To do
Gather up all lines that carry the word "Akku".
*** Data for this task
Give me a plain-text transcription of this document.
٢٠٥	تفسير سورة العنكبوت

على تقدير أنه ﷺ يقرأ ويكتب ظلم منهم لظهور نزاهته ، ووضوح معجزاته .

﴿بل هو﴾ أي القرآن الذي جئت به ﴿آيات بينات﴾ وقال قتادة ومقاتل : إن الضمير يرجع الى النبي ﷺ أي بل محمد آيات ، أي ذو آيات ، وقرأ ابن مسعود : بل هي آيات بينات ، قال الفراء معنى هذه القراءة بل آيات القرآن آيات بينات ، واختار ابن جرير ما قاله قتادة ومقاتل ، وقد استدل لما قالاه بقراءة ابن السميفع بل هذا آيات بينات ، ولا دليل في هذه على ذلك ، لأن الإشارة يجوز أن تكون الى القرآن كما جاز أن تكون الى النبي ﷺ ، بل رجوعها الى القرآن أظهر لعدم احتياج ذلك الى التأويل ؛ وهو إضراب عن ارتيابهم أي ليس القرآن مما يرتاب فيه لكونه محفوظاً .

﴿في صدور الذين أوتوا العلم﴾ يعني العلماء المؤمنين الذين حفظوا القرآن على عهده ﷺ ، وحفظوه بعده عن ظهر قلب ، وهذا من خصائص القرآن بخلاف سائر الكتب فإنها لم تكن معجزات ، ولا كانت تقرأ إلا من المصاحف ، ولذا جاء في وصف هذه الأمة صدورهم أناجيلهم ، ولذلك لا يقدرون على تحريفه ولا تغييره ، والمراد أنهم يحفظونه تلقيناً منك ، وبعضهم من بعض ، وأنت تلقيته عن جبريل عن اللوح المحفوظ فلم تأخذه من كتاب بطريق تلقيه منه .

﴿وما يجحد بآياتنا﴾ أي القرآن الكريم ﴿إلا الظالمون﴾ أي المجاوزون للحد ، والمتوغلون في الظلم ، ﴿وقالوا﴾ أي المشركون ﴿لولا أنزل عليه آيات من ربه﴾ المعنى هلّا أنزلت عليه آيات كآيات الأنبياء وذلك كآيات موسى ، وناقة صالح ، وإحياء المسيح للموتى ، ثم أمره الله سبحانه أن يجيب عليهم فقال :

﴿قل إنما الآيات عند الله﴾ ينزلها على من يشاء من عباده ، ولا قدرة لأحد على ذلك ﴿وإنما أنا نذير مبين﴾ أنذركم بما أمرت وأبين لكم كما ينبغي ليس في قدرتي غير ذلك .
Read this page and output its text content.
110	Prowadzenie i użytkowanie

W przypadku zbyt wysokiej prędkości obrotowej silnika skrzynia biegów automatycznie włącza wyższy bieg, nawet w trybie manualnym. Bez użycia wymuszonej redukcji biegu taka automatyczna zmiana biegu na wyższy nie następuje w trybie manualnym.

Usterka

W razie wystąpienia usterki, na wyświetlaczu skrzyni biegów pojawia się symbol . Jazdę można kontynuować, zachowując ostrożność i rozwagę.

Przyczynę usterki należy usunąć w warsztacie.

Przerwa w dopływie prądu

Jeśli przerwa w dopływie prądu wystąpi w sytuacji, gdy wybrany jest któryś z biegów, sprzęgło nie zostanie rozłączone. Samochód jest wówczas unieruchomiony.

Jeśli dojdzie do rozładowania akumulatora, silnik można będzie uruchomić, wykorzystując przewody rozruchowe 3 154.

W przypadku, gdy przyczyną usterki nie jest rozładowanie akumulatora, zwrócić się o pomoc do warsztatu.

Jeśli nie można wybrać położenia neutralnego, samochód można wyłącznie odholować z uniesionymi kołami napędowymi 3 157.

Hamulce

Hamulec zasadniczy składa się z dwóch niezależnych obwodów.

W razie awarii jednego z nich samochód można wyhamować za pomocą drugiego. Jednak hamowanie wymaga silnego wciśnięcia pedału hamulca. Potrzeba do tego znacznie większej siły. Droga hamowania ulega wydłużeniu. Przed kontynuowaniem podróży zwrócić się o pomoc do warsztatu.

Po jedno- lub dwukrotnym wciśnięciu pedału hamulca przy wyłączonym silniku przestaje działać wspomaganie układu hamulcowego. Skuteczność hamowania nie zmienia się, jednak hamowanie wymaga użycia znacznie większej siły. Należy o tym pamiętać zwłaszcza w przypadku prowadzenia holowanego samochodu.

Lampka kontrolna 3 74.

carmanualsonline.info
******
*** Data for this task
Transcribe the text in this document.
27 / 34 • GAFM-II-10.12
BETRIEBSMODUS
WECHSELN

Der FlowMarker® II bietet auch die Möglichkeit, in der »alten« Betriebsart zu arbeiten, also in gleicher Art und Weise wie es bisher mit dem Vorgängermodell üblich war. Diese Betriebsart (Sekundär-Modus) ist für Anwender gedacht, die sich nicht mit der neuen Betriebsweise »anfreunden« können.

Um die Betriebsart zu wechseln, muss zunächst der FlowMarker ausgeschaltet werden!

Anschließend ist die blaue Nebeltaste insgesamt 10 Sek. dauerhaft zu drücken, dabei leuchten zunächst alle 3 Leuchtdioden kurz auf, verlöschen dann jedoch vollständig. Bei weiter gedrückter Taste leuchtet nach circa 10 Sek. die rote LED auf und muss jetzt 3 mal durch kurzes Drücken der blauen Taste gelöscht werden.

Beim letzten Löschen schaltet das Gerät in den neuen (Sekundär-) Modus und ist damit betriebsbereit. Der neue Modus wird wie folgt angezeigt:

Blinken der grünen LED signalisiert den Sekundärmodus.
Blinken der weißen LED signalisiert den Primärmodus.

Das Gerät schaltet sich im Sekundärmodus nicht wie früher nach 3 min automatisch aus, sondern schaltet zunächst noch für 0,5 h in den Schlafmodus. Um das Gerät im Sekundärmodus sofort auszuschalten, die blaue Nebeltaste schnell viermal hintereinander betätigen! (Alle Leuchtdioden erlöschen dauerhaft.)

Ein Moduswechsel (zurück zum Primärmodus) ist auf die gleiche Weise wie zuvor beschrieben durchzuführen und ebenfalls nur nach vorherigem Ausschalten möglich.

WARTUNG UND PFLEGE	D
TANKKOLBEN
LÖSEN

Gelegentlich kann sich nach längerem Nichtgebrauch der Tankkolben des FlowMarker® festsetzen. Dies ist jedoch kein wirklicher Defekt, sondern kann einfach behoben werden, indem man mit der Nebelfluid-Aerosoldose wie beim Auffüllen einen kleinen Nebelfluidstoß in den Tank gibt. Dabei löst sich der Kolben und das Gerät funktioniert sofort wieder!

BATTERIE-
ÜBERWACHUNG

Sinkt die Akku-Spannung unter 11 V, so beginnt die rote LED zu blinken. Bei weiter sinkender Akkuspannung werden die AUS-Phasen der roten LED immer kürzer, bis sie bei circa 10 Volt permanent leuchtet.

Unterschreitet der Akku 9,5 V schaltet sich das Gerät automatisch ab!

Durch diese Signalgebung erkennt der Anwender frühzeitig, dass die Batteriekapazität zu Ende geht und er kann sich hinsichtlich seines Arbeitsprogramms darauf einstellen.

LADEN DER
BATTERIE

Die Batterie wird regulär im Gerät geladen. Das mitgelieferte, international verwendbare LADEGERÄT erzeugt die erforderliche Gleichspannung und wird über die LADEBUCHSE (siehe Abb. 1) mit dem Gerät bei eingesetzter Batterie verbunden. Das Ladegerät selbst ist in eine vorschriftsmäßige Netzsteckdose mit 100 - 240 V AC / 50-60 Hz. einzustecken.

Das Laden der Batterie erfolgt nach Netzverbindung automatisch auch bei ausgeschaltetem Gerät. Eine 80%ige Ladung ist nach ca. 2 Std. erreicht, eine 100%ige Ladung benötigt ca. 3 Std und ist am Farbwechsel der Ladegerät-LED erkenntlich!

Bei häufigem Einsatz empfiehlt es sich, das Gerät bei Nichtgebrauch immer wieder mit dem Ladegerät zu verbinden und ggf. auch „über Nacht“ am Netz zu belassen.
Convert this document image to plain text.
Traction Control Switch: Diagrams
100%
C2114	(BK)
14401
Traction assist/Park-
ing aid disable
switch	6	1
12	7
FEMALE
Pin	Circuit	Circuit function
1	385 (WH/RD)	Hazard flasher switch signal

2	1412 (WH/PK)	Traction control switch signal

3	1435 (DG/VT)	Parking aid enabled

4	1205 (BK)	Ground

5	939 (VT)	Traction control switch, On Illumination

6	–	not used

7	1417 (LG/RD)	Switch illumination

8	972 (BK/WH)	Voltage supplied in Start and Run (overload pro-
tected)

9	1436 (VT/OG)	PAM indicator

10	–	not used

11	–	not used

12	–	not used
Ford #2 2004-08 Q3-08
******
Completed exercise
Sinkt die Akku-Spannung unter 11 V, so beginnt die rote LED zu blinken. Bei weiter sinkender Akkuspannung werden die AUS-Phasen der roten LED immer kürzer, bis sie bei circa 10 Volt permanent leuchtet.
Unterschreitet der Akku 9,5 V schaltet sich das Gerät automatisch ab!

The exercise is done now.